(Data items)
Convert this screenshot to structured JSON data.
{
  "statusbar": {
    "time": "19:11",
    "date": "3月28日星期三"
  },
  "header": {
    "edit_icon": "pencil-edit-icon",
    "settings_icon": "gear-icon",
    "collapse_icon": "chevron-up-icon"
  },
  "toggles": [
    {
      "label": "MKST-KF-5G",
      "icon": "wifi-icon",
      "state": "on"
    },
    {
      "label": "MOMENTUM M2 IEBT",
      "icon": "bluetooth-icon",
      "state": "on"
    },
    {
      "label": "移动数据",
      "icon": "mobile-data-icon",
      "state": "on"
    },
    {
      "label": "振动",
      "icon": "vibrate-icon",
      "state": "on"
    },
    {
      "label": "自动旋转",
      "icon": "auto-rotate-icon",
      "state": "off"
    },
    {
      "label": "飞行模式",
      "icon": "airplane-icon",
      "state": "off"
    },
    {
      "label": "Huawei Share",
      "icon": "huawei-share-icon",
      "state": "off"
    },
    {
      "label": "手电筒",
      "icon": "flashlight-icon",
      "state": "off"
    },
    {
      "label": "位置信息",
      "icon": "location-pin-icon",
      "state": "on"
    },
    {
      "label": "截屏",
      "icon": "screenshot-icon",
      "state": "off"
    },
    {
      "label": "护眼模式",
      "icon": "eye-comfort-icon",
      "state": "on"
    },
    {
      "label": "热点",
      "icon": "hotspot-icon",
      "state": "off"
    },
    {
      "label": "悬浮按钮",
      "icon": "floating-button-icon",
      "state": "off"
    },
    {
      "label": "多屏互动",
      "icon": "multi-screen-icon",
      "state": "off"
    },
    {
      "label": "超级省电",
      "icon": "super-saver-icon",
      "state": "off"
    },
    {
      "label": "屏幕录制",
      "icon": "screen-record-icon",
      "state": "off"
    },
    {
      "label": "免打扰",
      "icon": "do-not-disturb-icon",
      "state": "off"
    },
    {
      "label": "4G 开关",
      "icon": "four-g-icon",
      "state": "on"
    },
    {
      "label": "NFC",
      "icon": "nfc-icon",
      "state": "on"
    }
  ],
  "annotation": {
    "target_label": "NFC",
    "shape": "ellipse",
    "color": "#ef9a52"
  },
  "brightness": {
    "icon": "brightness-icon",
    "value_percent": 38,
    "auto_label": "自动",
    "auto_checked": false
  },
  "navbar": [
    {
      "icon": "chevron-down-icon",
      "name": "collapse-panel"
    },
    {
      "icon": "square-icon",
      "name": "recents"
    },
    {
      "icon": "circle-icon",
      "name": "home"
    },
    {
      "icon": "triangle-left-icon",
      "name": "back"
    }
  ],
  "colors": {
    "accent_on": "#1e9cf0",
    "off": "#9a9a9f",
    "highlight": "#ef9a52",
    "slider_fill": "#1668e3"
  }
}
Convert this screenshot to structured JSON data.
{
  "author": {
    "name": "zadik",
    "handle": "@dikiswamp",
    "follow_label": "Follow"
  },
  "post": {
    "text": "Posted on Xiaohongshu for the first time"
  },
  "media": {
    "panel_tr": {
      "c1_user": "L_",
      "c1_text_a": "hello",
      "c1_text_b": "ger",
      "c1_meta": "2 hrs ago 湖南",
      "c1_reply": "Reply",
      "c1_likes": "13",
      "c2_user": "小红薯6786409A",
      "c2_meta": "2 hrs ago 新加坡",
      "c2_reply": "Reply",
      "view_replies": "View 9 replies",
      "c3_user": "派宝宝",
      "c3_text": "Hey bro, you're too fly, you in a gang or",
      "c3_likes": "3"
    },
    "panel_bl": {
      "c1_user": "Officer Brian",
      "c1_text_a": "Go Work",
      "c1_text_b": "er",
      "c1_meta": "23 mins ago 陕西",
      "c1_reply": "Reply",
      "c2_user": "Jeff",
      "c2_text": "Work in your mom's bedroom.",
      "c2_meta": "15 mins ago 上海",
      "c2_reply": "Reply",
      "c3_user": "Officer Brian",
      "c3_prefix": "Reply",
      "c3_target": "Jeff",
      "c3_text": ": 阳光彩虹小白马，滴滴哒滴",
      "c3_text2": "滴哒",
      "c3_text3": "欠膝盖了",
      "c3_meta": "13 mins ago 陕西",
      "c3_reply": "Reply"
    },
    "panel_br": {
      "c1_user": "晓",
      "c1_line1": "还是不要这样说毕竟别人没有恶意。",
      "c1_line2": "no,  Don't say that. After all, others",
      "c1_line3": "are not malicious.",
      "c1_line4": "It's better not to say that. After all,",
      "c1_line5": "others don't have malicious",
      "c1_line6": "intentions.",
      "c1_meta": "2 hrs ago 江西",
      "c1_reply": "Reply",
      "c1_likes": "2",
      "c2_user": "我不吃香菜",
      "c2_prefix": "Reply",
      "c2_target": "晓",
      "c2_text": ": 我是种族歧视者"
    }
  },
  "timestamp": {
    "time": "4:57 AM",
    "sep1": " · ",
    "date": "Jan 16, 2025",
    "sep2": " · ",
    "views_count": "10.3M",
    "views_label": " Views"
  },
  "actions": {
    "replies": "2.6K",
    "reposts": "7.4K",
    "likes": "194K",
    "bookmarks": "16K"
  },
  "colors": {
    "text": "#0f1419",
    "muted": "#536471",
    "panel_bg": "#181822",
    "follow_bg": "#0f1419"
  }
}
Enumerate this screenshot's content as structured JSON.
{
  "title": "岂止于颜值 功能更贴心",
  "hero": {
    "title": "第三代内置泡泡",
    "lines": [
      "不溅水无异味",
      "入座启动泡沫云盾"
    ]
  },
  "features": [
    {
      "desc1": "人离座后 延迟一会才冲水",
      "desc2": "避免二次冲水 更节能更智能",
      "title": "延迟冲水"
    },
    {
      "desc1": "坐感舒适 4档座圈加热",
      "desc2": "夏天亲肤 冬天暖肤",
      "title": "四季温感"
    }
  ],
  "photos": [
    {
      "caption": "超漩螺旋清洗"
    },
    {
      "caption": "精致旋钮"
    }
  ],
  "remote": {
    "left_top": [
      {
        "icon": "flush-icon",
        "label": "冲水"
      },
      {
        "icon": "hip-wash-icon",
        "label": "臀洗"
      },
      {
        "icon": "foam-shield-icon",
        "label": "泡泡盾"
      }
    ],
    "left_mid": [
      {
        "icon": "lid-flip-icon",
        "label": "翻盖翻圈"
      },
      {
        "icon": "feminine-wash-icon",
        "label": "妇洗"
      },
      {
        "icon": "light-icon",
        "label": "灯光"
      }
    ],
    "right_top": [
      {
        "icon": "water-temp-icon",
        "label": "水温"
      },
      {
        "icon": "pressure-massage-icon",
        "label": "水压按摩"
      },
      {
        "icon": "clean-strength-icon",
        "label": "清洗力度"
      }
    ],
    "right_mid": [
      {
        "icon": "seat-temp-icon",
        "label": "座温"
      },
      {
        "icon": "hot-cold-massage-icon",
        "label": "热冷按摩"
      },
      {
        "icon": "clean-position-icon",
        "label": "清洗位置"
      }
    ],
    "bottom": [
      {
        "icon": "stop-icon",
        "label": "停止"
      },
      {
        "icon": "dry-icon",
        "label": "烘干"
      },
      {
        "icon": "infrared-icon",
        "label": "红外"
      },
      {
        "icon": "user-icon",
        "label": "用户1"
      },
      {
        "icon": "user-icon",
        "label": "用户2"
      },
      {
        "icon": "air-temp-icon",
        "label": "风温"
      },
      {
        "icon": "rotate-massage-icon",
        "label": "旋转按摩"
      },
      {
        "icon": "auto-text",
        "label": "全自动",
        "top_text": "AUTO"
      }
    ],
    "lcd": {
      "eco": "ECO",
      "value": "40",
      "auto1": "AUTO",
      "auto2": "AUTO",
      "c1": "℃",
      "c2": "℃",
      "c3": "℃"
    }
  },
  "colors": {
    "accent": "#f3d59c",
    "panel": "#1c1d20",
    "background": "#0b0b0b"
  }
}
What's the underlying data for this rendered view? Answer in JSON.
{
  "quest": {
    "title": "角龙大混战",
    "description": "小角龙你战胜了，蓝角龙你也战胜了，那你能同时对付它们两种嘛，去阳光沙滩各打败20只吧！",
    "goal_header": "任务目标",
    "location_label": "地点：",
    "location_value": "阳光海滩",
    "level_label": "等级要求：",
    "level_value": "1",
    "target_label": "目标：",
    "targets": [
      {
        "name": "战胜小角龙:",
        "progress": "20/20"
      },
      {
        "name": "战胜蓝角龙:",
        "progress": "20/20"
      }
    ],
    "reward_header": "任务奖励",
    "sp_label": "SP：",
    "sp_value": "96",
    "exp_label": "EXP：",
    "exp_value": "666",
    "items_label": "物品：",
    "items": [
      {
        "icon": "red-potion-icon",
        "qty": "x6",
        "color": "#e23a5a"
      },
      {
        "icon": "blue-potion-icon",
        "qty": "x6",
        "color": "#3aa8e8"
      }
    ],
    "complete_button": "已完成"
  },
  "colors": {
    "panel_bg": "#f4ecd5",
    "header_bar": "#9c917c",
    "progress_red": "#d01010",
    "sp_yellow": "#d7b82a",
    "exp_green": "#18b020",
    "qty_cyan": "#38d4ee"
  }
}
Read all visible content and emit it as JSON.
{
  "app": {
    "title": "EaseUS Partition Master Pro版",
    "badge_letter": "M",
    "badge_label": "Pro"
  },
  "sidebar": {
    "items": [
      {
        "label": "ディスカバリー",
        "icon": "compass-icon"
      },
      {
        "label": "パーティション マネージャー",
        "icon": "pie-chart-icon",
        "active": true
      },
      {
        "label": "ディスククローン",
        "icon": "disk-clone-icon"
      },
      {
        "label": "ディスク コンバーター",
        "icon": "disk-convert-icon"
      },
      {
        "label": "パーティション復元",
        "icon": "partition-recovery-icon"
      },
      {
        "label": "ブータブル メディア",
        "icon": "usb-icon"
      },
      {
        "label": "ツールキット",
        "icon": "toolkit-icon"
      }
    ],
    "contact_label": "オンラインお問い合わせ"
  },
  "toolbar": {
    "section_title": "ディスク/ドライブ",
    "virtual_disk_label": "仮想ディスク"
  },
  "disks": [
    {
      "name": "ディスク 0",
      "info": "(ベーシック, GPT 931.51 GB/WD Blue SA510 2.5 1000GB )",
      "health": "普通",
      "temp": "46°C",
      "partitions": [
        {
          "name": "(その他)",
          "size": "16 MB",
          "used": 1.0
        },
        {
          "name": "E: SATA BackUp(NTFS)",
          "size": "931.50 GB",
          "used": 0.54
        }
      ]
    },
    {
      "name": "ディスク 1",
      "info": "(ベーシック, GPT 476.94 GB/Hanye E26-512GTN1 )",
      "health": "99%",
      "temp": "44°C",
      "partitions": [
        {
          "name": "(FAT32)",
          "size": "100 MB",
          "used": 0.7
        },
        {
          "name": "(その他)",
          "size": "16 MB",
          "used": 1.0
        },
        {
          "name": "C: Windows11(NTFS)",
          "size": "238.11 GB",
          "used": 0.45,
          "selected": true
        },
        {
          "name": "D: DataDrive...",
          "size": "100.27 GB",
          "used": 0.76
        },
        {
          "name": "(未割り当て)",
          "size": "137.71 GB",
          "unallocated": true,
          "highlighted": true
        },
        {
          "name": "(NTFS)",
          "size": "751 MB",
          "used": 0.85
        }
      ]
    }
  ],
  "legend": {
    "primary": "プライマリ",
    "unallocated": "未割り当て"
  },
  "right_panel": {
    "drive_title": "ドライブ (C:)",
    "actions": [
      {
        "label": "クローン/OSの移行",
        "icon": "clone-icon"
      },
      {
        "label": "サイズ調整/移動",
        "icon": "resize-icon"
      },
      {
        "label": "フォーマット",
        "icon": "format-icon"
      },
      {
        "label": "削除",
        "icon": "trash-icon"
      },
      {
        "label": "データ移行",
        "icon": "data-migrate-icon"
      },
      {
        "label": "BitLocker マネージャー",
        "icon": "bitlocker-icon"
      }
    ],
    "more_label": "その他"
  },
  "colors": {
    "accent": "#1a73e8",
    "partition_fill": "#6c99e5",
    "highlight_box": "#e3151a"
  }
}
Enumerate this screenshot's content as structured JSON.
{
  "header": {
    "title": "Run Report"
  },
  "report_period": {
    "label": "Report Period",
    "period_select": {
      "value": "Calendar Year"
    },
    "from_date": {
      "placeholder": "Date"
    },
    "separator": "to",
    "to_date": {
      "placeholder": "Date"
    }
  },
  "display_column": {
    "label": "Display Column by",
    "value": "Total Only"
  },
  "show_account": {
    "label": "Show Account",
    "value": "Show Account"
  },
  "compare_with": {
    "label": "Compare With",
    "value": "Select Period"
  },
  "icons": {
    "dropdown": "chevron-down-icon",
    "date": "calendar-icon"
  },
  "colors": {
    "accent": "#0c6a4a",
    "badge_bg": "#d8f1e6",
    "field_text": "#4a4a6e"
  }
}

**Short problem:** Copy every line above that includes the string "replies".

**Task result:**
      "view_replies": "View 9 replies",
    "replies": "2.6K",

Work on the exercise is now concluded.